About this task =>
Nothing but a number belongs in the answer: the count of lines below that contain the word "Glimmande".

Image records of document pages
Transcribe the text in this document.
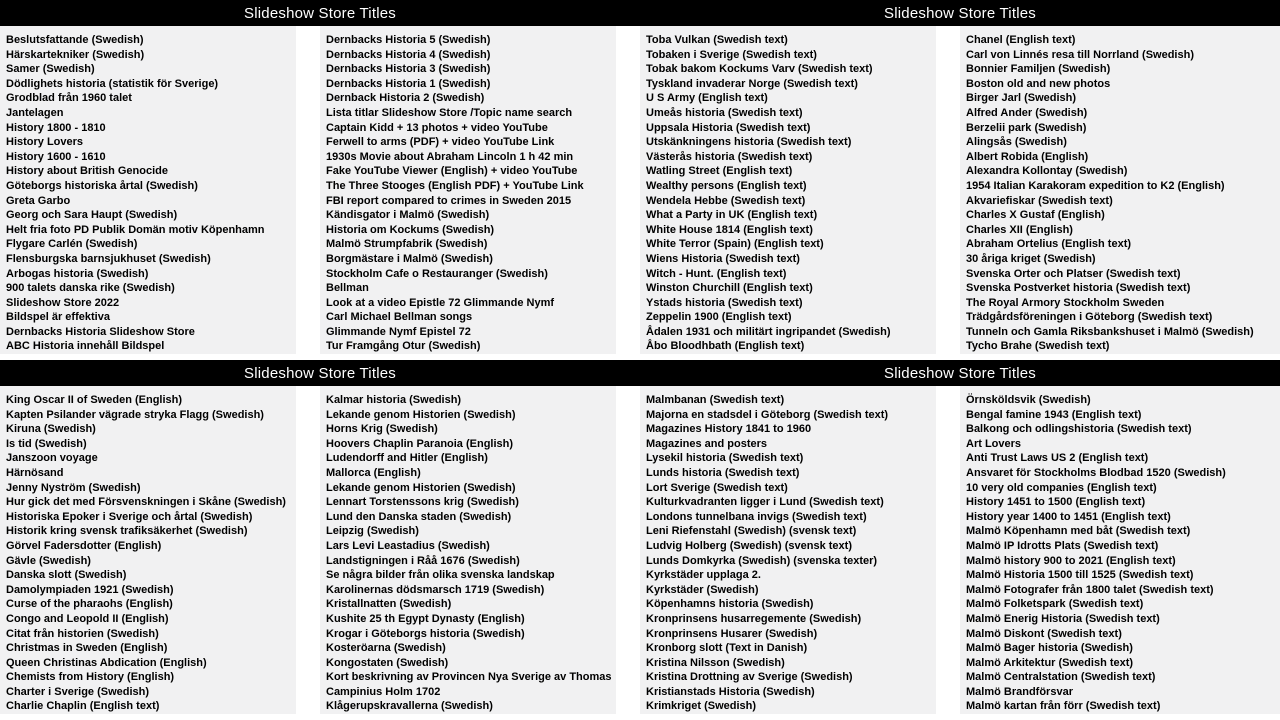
Slideshow Store Titles	Slideshow Store Titles
Beslutsfattande (Swedish)
Härskartekniker (Swedish)
Samer (Swedish)
Dödlighets historia (statistik för Sverige)
Grodblad från 1960 talet
Jantelagen
History 1800 - 1810
History Lovers
History 1600 - 1610
History about British Genocide
Göteborgs historiska årtal (Swedish)
Greta Garbo
Georg och Sara Haupt (Swedish)
Helt fria foto PD Publik Domän motiv Köpenhamn
Flygare Carlén (Swedish)
Flensburgska barnsjukhuset (Swedish)
Arbogas historia (Swedish)
900 talets danska rike (Swedish)
Slideshow Store 2022
Bildspel är effektiva
Dernbacks Historia Slideshow Store
ABC Historia innehåll Bildspel
Dernbacks Historia 5 (Swedish)
Dernbacks Historia 4 (Swedish)
Dernbacks Historia 3 (Swedish)
Dernbacks Historia 1 (Swedish)
Dernback Historia 2 (Swedish)
Lista titlar Slideshow Store /Topic name search
Captain Kidd + 13 photos + video YouTube
Ferwell to arms (PDF) + video YouTube Link
1930s Movie about Abraham Lincoln 1 h 42 min
Fake YouTube Viewer (English) + video YouTube
The Three Stooges (English PDF) + YouTube Link
FBI report compared to crimes in Sweden 2015
Kändisgator i Malmö (Swedish)
Historia om Kockums (Swedish)
Malmö Strumpfabrik (Swedish)
Borgmästare i Malmö (Swedish)
Stockholm Cafe o Restauranger (Swedish)
Bellman
Look at a video Epistle 72 Glimmande Nymf
Carl Michael Bellman songs
Glimmande Nymf Epistel 72
Tur Framgång Otur (Swedish)
Toba Vulkan (Swedish text)
Tobaken i Sverige (Swedish text)
Tobak bakom Kockums Varv (Swedish text)
Tyskland invaderar Norge (Swedish text)
U S Army (English text)
Umeås historia (Swedish text)
Uppsala Historia (Swedish text)
Utskänkningens historia (Swedish text)
Västerås historia (Swedish text)
Watling Street (English text)
Wealthy persons (English text)
Wendela Hebbe (Swedish text)
What a Party in UK (English text)
White House 1814 (English text)
White Terror (Spain) (English text)
Wiens Historia (Swedish text)
Witch - Hunt. (English text)
Winston Churchill (English text)
Ystads historia (Swedish text)
Zeppelin 1900 (English text)
Ådalen 1931 och militärt ingripandet (Swedish)
Åbo Bloodhbath (English text)
Chanel (English text)
Carl von Linnés resa till Norrland (Swedish)
Bonnier Familjen (Swedish)
Boston old and new photos
Birger Jarl (Swedish)
Alfred Ander (Swedish)
Berzelii park (Swedish)
Alingsås (Swedish)
Albert Robida (English)
Alexandra Kollontay (Swedish)
1954 Italian Karakoram expedition to K2 (English)
Akvariefiskar (Swedish text)
Charles X Gustaf (English)
Charles XII (English)
Abraham Ortelius (English text)
30 åriga kriget (Swedish)
Svenska Orter och Platser (Swedish text)
Svenska Postverket historia (Swedish text)
The Royal Armory Stockholm Sweden
Trädgårdsföreningen i Göteborg (Swedish text)
Tunneln och Gamla Riksbankshuset i Malmö (Swedish)
Tycho Brahe (Swedish text)
Slideshow Store Titles	Slideshow Store Titles
King Oscar II of Sweden (English)
Kapten Psilander vägrade stryka Flagg (Swedish)
Kiruna (Swedish)
Is tid (Swedish)
Janszoon voyage
Härnösand
Jenny Nyström (Swedish)
Hur gick det med Försvenskningen i Skåne (Swedish)
Historiska Epoker i Sverige och årtal (Swedish)
Historik kring svensk trafiksäkerhet (Swedish)
Görvel Fadersdotter (English)
Gävle (Swedish)
Danska slott (Swedish)
Damolympiaden 1921 (Swedish)
Curse of the pharaohs (English)
Congo and Leopold II (English)
Citat från historien (Swedish)
Christmas in Sweden (English)
Queen Christinas Abdication (English)
Chemists from History (English)
Charter i Sverige (Swedish)
Charlie Chaplin (English text)
Kalmar historia (Swedish)
Lekande genom Historien (Swedish)
Horns Krig (Swedish)
Hoovers Chaplin Paranoia (English)
Ludendorff and Hitler (English)
Mallorca (English)
Lekande genom Historien (Swedish)
Lennart Torstenssons krig (Swedish)
Lund den Danska staden (Swedish)
Leipzig (Swedish)
Lars Levi Leastadius (Swedish)
Landstigningen i Råå 1676 (Swedish)
Se några bilder från olika svenska landskap
Karolinernas dödsmarsch 1719 (Swedish)
Kristallnatten (Swedish)
Kushite 25 th Egypt Dynasty (English)
Krogar i Göteborgs historia (Swedish)
Kosteröarna (Swedish)
Kongostaten (Swedish)
Kort beskrivning av Provincen Nya Sverige av Thomas
Campinius Holm 1702
Klågerupskravallerna (Swedish)
Malmbanan (Swedish text)
Majorna en stadsdel i Göteborg (Swedish text)
Magazines History 1841 to 1960
Magazines and posters
Lysekil historia (Swedish text)
Lunds historia (Swedish text)
Lort Sverige (Swedish text)
Kulturkvadranten ligger i Lund (Swedish text)
Londons tunnelbana invigs (Swedish text)
Leni Riefenstahl (Swedish) (svensk text)
Ludvig Holberg (Swedish) (svensk text)
Lunds Domkyrka (Swedish) (svenska texter)
Kyrkstäder upplaga 2.
Kyrkstäder (Swedish)
Köpenhamns historia (Swedish)
Kronprinsens husarregemente (Swedish)
Kronprinsens Husarer (Swedish)
Kronborg slott (Text in Danish)
Kristina Nilsson (Swedish)
Kristina Drottning av Sverige (Swedish)
Kristianstads Historia (Swedish)
Krimkriget (Swedish)
Örnsköldsvik (Swedish)
Bengal famine 1943 (English text)
Balkong och odlingshistoria (Swedish text)
Art Lovers
Anti Trust Laws US 2 (English text)
Ansvaret för Stockholms Blodbad 1520 (Swedish)
10 very old companies (English text)
History 1451 to 1500 (English text)
History year 1400 to 1451 (English text)
Malmö Köpenhamn med båt (Swedish text)
Malmö IP Idrotts Plats (Swedish text)
Malmö history 900 to 2021 (English text)
Malmö Historia 1500 till 1525 (Swedish text)
Malmö Fotografer från 1800 talet (Swedish text)
Malmö Folketspark (Swedish text)
Malmö Enerig Historia (Swedish text)
Malmö Diskont (Swedish text)
Malmö Bager historia (Swedish)
Malmö Arkitektur (Swedish text)
Malmö Centralstation (Swedish text)
Malmö Brandförsvar
Malmö kartan från förr (Swedish text)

Your response =>
2